*TASK REQUIREMENTS*: In the material below, the lines containing the word "this" are required; copy each of them.

*RAW DATA*:
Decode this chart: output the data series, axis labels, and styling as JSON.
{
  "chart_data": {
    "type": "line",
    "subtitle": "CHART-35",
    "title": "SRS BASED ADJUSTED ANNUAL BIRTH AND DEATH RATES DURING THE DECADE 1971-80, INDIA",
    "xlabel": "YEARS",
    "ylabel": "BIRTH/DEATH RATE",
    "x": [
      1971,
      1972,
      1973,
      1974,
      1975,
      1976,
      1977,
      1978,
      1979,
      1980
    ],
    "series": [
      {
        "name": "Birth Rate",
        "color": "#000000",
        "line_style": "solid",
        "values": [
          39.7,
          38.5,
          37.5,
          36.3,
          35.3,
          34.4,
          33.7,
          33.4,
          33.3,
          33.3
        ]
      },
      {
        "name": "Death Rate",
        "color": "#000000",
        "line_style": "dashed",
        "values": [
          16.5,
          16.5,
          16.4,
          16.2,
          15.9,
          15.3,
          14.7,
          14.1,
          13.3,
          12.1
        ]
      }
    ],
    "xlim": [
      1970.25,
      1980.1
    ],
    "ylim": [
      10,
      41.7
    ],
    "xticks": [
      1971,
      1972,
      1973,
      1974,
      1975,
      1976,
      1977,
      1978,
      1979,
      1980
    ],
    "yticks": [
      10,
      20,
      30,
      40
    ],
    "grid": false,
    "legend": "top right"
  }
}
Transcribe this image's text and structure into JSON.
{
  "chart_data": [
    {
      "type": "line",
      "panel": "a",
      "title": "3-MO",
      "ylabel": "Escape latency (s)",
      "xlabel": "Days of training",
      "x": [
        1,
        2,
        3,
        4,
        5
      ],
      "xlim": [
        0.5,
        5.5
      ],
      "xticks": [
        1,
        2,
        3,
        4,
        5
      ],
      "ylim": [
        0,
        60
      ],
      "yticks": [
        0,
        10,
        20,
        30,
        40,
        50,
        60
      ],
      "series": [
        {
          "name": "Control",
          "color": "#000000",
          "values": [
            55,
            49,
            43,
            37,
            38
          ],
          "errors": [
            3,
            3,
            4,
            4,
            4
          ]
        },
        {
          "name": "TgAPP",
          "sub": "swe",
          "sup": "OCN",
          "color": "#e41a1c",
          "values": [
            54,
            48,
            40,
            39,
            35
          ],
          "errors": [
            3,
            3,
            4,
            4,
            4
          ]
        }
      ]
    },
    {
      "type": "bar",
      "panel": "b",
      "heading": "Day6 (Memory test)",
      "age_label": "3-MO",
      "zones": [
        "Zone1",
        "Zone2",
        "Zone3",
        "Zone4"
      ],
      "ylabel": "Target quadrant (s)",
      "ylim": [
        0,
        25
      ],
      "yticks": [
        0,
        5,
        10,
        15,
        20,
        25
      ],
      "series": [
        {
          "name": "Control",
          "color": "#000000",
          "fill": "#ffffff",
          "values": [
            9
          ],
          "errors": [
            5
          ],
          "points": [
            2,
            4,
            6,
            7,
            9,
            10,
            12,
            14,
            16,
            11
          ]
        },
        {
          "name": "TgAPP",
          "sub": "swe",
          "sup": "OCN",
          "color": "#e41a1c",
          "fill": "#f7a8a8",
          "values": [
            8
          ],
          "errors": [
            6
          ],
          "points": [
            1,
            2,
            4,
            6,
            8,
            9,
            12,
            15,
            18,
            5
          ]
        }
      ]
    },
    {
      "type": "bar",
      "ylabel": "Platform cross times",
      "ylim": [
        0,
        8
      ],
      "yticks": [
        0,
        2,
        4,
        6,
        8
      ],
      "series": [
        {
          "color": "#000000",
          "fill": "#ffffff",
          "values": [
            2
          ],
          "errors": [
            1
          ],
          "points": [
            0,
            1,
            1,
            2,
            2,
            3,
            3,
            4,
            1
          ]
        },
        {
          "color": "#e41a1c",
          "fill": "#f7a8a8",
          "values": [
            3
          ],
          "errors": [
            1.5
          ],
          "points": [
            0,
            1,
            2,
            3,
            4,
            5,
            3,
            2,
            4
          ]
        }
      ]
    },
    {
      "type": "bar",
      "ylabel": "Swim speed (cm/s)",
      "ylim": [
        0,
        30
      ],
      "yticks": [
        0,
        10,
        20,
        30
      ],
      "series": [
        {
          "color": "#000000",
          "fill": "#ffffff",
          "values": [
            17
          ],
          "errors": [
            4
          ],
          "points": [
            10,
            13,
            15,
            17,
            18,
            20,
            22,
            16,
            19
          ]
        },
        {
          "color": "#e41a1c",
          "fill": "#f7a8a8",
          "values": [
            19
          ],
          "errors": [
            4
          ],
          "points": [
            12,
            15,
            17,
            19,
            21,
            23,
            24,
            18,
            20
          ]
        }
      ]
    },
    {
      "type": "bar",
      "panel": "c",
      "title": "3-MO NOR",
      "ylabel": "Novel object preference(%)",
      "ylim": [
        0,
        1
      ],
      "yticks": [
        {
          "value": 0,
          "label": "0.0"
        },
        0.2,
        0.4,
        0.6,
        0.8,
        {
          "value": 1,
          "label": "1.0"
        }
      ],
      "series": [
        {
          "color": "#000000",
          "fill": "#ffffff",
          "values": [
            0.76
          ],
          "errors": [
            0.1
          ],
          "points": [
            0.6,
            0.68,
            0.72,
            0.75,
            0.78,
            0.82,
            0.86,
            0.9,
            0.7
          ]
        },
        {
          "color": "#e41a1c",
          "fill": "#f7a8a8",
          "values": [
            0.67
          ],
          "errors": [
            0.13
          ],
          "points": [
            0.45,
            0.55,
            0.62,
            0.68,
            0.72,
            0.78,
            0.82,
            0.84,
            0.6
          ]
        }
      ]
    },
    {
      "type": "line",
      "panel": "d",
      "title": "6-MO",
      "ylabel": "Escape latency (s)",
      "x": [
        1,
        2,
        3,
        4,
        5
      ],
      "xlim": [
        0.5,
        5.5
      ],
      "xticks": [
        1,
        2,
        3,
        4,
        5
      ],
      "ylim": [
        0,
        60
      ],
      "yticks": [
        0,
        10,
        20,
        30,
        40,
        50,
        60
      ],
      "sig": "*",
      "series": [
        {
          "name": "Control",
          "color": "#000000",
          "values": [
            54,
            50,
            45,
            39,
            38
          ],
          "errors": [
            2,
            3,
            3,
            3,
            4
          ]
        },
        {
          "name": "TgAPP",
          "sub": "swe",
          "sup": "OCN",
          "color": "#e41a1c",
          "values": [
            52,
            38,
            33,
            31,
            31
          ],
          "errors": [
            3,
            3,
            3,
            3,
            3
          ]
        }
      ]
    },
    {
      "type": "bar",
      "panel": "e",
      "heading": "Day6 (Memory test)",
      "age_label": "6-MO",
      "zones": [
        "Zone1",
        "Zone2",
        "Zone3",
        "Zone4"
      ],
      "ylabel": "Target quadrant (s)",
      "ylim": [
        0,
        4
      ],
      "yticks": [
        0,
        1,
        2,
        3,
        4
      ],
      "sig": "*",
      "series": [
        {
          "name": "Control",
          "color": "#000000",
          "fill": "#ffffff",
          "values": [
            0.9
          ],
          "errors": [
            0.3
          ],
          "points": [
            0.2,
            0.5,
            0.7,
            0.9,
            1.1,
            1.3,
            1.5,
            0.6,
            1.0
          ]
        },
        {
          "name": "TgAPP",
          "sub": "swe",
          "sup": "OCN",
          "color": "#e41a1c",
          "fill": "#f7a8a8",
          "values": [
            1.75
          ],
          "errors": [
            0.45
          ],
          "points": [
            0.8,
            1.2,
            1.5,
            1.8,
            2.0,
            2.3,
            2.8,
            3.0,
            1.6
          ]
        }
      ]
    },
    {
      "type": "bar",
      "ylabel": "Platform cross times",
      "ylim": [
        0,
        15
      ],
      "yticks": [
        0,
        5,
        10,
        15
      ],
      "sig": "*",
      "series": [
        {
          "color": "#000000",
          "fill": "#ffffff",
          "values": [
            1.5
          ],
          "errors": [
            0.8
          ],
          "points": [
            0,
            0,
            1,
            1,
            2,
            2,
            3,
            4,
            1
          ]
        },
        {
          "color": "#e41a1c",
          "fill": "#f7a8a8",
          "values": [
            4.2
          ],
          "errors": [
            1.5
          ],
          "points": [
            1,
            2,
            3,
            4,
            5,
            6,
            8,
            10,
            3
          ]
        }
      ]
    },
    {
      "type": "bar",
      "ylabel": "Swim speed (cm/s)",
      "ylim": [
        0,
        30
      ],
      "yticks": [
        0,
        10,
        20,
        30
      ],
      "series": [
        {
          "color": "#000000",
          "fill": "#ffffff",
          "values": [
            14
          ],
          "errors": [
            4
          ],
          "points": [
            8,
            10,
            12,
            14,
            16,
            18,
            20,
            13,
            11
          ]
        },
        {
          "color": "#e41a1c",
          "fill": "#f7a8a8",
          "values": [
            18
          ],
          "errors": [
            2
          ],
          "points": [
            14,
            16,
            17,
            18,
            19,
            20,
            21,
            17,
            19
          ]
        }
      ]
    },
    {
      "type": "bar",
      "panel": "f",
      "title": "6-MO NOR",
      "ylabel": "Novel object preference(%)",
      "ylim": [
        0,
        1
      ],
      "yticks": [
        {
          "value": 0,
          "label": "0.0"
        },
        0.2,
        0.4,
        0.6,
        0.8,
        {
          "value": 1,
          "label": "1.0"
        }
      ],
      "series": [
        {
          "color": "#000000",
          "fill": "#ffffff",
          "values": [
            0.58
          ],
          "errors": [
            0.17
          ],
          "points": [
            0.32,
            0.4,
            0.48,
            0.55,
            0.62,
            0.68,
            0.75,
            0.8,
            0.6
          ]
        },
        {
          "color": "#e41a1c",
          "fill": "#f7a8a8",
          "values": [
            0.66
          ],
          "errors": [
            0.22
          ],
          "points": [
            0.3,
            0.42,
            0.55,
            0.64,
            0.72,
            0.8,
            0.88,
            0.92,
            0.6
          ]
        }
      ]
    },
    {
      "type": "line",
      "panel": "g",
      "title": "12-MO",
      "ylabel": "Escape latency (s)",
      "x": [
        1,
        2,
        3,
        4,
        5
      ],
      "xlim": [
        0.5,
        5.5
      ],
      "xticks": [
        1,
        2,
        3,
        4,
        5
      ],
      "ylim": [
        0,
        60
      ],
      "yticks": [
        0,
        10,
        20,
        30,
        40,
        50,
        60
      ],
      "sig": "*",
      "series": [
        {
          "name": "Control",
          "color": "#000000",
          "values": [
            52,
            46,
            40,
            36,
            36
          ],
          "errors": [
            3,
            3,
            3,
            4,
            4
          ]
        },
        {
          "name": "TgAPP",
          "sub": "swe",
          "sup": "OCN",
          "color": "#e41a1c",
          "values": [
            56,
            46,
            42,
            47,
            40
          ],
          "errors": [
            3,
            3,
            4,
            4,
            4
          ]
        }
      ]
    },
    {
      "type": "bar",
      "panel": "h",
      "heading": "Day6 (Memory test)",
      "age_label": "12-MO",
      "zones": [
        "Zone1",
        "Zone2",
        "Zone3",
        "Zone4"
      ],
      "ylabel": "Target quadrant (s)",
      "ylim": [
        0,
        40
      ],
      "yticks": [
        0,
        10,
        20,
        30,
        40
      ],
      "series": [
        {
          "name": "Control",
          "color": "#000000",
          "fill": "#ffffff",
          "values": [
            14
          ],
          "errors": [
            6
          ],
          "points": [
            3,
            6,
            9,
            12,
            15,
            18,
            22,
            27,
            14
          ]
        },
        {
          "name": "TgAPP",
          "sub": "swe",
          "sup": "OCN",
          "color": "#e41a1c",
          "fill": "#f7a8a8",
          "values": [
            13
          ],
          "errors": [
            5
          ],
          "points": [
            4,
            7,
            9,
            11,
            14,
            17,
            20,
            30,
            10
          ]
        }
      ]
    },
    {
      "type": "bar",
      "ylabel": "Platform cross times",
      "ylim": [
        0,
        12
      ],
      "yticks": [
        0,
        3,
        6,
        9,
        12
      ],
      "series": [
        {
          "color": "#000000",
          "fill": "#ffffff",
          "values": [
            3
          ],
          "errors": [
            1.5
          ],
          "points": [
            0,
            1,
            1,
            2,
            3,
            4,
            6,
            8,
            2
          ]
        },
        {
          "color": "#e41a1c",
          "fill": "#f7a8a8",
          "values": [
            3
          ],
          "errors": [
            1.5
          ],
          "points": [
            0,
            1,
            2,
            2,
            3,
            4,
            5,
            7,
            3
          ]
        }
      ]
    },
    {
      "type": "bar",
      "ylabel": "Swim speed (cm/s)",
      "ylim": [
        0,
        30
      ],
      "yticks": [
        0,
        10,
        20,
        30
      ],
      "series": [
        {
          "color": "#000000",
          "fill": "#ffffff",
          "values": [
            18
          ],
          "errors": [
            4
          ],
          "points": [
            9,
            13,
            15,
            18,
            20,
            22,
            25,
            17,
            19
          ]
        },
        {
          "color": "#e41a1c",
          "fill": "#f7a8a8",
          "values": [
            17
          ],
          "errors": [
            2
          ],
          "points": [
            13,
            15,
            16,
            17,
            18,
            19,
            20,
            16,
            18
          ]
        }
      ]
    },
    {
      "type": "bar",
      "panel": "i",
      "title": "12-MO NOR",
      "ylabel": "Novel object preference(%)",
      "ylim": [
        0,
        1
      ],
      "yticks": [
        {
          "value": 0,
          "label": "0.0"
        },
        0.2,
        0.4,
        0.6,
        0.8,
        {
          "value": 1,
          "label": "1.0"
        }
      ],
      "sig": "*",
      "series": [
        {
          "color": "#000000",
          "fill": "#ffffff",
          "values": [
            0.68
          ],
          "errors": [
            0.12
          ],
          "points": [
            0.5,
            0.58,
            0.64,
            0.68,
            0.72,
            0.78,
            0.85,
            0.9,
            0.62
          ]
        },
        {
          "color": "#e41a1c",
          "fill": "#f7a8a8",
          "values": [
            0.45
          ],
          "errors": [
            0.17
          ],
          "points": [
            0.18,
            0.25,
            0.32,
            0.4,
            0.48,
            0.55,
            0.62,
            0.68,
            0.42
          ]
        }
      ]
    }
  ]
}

*THE COMPLETED TASK*:
Decode this chart: output the data series, axis labels, and styling as JSON.
Transcribe this image's text and structure into JSON.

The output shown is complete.